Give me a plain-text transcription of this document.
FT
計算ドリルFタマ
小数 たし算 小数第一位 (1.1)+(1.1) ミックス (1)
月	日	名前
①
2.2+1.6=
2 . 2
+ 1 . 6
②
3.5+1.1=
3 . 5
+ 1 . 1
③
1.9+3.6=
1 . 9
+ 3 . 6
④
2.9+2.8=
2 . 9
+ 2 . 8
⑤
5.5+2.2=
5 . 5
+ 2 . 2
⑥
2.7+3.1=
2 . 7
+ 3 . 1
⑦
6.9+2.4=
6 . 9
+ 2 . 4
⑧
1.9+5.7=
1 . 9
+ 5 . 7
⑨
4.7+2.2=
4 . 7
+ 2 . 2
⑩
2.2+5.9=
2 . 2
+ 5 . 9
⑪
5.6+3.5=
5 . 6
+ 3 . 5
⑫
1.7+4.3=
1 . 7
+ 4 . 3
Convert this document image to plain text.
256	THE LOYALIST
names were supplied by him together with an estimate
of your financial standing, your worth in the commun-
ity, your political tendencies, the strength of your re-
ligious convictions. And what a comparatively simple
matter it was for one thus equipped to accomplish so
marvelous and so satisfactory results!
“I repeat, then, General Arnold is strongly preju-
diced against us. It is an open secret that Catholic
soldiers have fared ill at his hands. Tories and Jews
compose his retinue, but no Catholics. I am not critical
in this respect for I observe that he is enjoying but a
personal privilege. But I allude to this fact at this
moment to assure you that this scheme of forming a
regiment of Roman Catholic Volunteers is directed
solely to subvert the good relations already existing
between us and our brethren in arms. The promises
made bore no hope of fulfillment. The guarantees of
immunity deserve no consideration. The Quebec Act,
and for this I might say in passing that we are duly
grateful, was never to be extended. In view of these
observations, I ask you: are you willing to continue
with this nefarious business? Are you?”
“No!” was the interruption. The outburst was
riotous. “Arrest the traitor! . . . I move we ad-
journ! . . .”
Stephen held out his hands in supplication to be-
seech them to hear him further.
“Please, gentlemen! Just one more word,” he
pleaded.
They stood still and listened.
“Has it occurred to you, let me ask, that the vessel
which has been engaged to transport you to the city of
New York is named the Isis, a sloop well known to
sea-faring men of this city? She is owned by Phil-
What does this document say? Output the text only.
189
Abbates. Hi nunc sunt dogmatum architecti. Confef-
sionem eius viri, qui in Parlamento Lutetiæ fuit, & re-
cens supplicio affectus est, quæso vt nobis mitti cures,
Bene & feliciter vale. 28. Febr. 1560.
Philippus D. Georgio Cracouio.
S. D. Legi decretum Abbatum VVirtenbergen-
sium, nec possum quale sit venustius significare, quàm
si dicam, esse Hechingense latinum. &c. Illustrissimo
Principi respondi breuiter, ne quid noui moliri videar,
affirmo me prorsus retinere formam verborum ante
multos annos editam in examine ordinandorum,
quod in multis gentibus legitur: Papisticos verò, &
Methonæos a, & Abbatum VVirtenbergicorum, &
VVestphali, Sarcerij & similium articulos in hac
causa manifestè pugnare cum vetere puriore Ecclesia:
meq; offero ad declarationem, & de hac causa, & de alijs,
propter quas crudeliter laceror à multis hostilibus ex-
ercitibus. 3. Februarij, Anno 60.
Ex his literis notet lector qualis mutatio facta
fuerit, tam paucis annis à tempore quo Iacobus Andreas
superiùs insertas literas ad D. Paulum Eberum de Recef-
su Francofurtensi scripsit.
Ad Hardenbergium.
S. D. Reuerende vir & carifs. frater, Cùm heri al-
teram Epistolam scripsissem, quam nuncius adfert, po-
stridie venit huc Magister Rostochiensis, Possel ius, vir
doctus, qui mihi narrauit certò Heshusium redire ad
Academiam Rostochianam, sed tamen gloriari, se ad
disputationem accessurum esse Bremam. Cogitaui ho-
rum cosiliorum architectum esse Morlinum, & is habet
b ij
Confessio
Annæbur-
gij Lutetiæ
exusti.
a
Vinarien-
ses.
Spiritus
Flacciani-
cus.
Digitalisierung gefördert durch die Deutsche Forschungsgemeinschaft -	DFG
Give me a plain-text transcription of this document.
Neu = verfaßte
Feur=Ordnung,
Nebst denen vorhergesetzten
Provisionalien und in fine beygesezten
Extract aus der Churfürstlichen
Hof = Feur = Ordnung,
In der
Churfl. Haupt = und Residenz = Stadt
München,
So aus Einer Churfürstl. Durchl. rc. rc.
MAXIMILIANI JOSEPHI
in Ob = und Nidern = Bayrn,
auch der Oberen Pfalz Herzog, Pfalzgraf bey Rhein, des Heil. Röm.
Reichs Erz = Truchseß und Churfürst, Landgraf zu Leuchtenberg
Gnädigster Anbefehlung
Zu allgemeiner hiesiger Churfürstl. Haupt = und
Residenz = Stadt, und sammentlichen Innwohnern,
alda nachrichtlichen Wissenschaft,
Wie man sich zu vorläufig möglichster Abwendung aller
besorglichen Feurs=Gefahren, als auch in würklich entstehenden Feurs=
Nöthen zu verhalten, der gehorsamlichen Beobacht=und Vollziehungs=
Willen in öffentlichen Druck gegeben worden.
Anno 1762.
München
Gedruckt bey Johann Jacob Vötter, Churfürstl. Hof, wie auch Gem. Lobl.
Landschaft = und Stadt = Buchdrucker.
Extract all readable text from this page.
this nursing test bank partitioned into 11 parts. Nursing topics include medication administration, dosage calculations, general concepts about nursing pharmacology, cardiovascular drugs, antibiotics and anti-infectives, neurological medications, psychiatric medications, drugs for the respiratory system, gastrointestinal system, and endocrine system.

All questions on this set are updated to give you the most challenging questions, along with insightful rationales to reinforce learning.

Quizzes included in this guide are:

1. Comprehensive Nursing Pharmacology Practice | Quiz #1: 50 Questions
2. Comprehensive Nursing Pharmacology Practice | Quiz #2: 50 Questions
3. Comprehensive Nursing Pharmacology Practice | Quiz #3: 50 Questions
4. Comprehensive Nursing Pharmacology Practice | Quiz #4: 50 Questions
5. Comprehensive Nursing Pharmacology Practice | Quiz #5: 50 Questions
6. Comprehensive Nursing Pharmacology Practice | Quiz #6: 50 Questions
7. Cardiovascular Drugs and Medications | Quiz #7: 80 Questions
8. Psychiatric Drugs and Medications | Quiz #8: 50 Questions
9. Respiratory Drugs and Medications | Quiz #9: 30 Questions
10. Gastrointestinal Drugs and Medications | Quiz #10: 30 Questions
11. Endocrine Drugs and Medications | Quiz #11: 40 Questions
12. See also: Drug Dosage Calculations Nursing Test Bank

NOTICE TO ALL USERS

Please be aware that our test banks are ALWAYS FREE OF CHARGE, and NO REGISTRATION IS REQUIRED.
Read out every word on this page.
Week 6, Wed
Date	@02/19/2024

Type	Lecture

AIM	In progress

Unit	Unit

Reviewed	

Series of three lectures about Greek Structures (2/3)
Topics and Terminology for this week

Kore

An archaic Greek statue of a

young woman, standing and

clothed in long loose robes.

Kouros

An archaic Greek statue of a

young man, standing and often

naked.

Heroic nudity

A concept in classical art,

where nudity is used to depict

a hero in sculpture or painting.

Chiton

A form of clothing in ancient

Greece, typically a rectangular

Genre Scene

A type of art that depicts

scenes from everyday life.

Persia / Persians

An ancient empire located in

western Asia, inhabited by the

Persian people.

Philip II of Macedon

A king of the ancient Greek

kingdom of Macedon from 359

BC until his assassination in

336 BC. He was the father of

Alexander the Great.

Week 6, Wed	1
________________________
All of the data above should be transcribed exactly.

◆ RESULT OF THIS EXERCISE
Give me a plain-text transcription of this document.
FT
計算ドリルFタマ
小数 たし算 小数第一位 (1.1)+(1.1) ミックス (1)
月	日	名前
①
2.2+1.6=
2 . 2
+ 1 . 6
②
3.5+1.1=
3 . 5
+ 1 . 1
③
1.9+3.6=
1 . 9
+ 3 . 6
④
2.9+2.8=
2 . 9
+ 2 . 8
⑤
5.5+2.2=
5 . 5
+ 2 . 2
⑥
2.7+3.1=
2 . 7
+ 3 . 1
⑦
6.9+2.4=
6 . 9
+ 2 . 4
⑧
1.9+5.7=
1 . 9
+ 5 . 7
⑨
4.7+2.2=
4 . 7
+ 2 . 2
⑩
2.2+5.9=
2 . 2
+ 5 . 9
⑪
5.6+3.5=
5 . 6
+ 3 . 5
⑫
1.7+4.3=
1 . 7
+ 4 . 3
Convert this document image to plain text.
256	THE LOYALIST
names were supplied by him together with an estimate
of your financial standing, your worth in the commun-
ity, your political tendencies, the strength of your re-
ligious convictions. And what a comparatively simple
matter it was for one thus equipped to accomplish so
marvelous and so satisfactory results!
“I repeat, then, General Arnold is strongly preju-
diced against us. It is an open secret that Catholic
soldiers have fared ill at his hands. Tories and Jews
compose his retinue, but no Catholics. I am not critical
in this respect for I observe that he is enjoying but a
personal privilege. But I allude to this fact at this
moment to assure you that this scheme of forming a
regiment of Roman Catholic Volunteers is directed
solely to subvert the good relations already existing
between us and our brethren in arms. The promises
made bore no hope of fulfillment. The guarantees of
immunity deserve no consideration. The Quebec Act,
and for this I might say in passing that we are duly
grateful, was never to be extended. In view of these
observations, I ask you: are you willing to continue
with this nefarious business? Are you?”
“No!” was the interruption. The outburst was
riotous. “Arrest the traitor! . . . I move we ad-
journ! . . .”
Stephen held out his hands in supplication to be-
seech them to hear him further.
“Please, gentlemen! Just one more word,” he
pleaded.
They stood still and listened.
“Has it occurred to you, let me ask, that the vessel
which has been engaged to transport you to the city of
New York is named the Isis, a sloop well known to
sea-faring men of this city? She is owned by Phil-
What does this document say? Output the text only.
189
Abbates. Hi nunc sunt dogmatum architecti. Confef-
sionem eius viri, qui in Parlamento Lutetiæ fuit, & re-
cens supplicio affectus est, quæso vt nobis mitti cures,
Bene & feliciter vale. 28. Febr. 1560.
Philippus D. Georgio Cracouio.
S. D. Legi decretum Abbatum VVirtenbergen-
sium, nec possum quale sit venustius significare, quàm
si dicam, esse Hechingense latinum. &c. Illustrissimo
Principi respondi breuiter, ne quid noui moliri videar,
affirmo me prorsus retinere formam verborum ante
multos annos editam in examine ordinandorum,
quod in multis gentibus legitur: Papisticos verò, &
Methonæos a, & Abbatum VVirtenbergicorum, &
VVestphali, Sarcerij & similium articulos in hac
causa manifestè pugnare cum vetere puriore Ecclesia:
meq; offero ad declarationem, & de hac causa, & de alijs,
propter quas crudeliter laceror à multis hostilibus ex-
ercitibus. 3. Februarij, Anno 60.
Ex his literis notet lector qualis mutatio facta
fuerit, tam paucis annis à tempore quo Iacobus Andreas
superiùs insertas literas ad D. Paulum Eberum de Recef-
su Francofurtensi scripsit.
Ad Hardenbergium.
S. D. Reuerende vir & carifs. frater, Cùm heri al-
teram Epistolam scripsissem, quam nuncius adfert, po-
stridie venit huc Magister Rostochiensis, Possel ius, vir
doctus, qui mihi narrauit certò Heshusium redire ad
Academiam Rostochianam, sed tamen gloriari, se ad
disputationem accessurum esse Bremam. Cogitaui ho-
rum cosiliorum architectum esse Morlinum, & is habet
b ij
Confessio
Annæbur-
gij Lutetiæ
exusti.
a
Vinarien-
ses.
Spiritus
Flacciani-
cus.
Digitalisierung gefördert durch die Deutsche Forschungsgemeinschaft -	DFG
Give me a plain-text transcription of this document.
Neu = verfaßte
Feur=Ordnung,
Nebst denen vorhergesetzten
Provisionalien und in fine beygesezten
Extract aus der Churfürstlichen
Hof = Feur = Ordnung,
In der
Churfl. Haupt = und Residenz = Stadt
München,
So aus Einer Churfürstl. Durchl. rc. rc.
MAXIMILIANI JOSEPHI
in Ob = und Nidern = Bayrn,
auch der Oberen Pfalz Herzog, Pfalzgraf bey Rhein, des Heil. Röm.
Reichs Erz = Truchseß und Churfürst, Landgraf zu Leuchtenberg
Gnädigster Anbefehlung
Zu allgemeiner hiesiger Churfürstl. Haupt = und
Residenz = Stadt, und sammentlichen Innwohnern,
alda nachrichtlichen Wissenschaft,
Wie man sich zu vorläufig möglichster Abwendung aller
besorglichen Feurs=Gefahren, als auch in würklich entstehenden Feurs=
Nöthen zu verhalten, der gehorsamlichen Beobacht=und Vollziehungs=
Willen in öffentlichen Druck gegeben worden.
Anno 1762.
München
Gedruckt bey Johann Jacob Vötter, Churfürstl. Hof, wie auch Gem. Lobl.
Landschaft = und Stadt = Buchdrucker.
Extract all readable text from this page.
this nursing test bank partitioned into 11 parts. Nursing topics include medication administration, dosage calculations, general concepts about nursing pharmacology, cardiovascular drugs, antibiotics and anti-infectives, neurological medications, psychiatric medications, drugs for the respiratory system, gastrointestinal system, and endocrine system.

All questions on this set are updated to give you the most challenging questions, along with insightful rationales to reinforce learning.

Quizzes included in this guide are:

1. Comprehensive Nursing Pharmacology Practice | Quiz #1: 50 Questions
2. Comprehensive Nursing Pharmacology Practice | Quiz #2: 50 Questions
3. Comprehensive Nursing Pharmacology Practice | Quiz #3: 50 Questions
4. Comprehensive Nursing Pharmacology Practice | Quiz #4: 50 Questions
5. Comprehensive Nursing Pharmacology Practice | Quiz #5: 50 Questions
6. Comprehensive Nursing Pharmacology Practice | Quiz #6: 50 Questions
7. Cardiovascular Drugs and Medications | Quiz #7: 80 Questions
8. Psychiatric Drugs and Medications | Quiz #8: 50 Questions
9. Respiratory Drugs and Medications | Quiz #9: 30 Questions
10. Gastrointestinal Drugs and Medications | Quiz #10: 30 Questions
11. Endocrine Drugs and Medications | Quiz #11: 40 Questions
12. See also: Drug Dosage Calculations Nursing Test Bank

NOTICE TO ALL USERS

Please be aware that our test banks are ALWAYS FREE OF CHARGE, and NO REGISTRATION IS REQUIRED.
Read out every word on this page.
Week 6, Wed
Date	@02/19/2024

Type	Lecture

AIM	In progress

Unit	Unit

Reviewed	

Series of three lectures about Greek Structures (2/3)
Topics and Terminology for this week

Kore

An archaic Greek statue of a

young woman, standing and

clothed in long loose robes.

Kouros

An archaic Greek statue of a

young man, standing and often

naked.

Heroic nudity

A concept in classical art,

where nudity is used to depict

a hero in sculpture or painting.

Chiton

A form of clothing in ancient

Greece, typically a rectangular

Genre Scene

A type of art that depicts

scenes from everyday life.

Persia / Persians

An ancient empire located in

western Asia, inhabited by the

Persian people.

Philip II of Macedon

A king of the ancient Greek

kingdom of Macedon from 359

BC until his assassination in

336 BC. He was the father of

Alexander the Great.

Week 6, Wed	1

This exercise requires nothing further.